• _Material for this exercise_

****************************************

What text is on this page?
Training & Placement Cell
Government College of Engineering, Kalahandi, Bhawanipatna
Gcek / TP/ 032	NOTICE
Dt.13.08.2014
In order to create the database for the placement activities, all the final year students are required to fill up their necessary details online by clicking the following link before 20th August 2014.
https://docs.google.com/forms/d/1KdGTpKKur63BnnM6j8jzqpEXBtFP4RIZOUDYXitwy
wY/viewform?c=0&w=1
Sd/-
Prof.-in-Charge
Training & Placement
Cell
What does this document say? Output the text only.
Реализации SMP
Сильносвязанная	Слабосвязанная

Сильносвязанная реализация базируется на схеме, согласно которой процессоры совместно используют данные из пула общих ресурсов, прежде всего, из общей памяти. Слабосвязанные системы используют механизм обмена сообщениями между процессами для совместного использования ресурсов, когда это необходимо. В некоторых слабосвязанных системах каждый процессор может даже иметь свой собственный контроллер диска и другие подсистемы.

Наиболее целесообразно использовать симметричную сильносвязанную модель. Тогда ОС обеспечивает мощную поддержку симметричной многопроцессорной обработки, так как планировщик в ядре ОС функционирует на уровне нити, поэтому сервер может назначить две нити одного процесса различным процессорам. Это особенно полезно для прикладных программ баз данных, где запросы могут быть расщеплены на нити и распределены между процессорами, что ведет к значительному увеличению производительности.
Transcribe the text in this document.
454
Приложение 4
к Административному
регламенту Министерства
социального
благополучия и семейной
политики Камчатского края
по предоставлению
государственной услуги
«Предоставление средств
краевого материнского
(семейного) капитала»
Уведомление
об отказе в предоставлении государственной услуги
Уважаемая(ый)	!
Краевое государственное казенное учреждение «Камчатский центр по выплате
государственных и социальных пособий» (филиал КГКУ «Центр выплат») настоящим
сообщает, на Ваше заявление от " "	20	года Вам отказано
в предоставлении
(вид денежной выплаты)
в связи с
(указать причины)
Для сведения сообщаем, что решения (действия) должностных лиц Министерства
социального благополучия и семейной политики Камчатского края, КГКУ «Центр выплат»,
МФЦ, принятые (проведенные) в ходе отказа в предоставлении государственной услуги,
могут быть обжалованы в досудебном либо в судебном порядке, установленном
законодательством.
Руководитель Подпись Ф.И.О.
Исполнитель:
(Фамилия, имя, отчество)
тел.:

****************************************

• _Requirements_
Provide an exact reproduction of all the entries shown above.

• _Full response_
What text is on this page?
Training & Placement Cell
Government College of Engineering, Kalahandi, Bhawanipatna
Gcek / TP/ 032	NOTICE
Dt.13.08.2014
In order to create the database for the placement activities, all the final year students are required to fill up their necessary details online by clicking the following link before 20th August 2014.
https://docs.google.com/forms/d/1KdGTpKKur63BnnM6j8jzqpEXBtFP4RIZOUDYXitwy
wY/viewform?c=0&w=1
Sd/-
Prof.-in-Charge
Training & Placement
Cell
What does this document say? Output the text only.
Реализации SMP
Сильносвязанная	Слабосвязанная

Сильносвязанная реализация базируется на схеме, согласно которой процессоры совместно используют данные из пула общих ресурсов, прежде всего, из общей памяти. Слабосвязанные системы используют механизм обмена сообщениями между процессами для совместного использования ресурсов, когда это необходимо. В некоторых слабосвязанных системах каждый процессор может даже иметь свой собственный контроллер диска и другие подсистемы.

Наиболее целесообразно использовать симметричную сильносвязанную модель. Тогда ОС обеспечивает мощную поддержку симметричной многопроцессорной обработки, так как планировщик в ядре ОС функционирует на уровне нити, поэтому сервер может назначить две нити одного процесса различным процессорам. Это особенно полезно для прикладных программ баз данных, где запросы могут быть расщеплены на нити и распределены между процессорами, что ведет к значительному увеличению производительности.
Transcribe the text in this document.
454
Приложение 4
к Административному
регламенту Министерства
социального
благополучия и семейной
политики Камчатского края
по предоставлению
государственной услуги
«Предоставление средств
краевого материнского
(семейного) капитала»
Уведомление
об отказе в предоставлении государственной услуги
Уважаемая(ый)	!
Краевое государственное казенное учреждение «Камчатский центр по выплате
государственных и социальных пособий» (филиал КГКУ «Центр выплат») настоящим
сообщает, на Ваше заявление от " "	20	года Вам отказано
в предоставлении
(вид денежной выплаты)
в связи с
(указать причины)
Для сведения сообщаем, что решения (действия) должностных лиц Министерства
социального благополучия и семейной политики Камчатского края, КГКУ «Центр выплат»,
МФЦ, принятые (проведенные) в ходе отказа в предоставлении государственной услуги,
могут быть обжалованы в досудебном либо в судебном порядке, установленном
законодательством.
Руководитель Подпись Ф.И.О.
Исполнитель:
(Фамилия, имя, отчество)
тел.:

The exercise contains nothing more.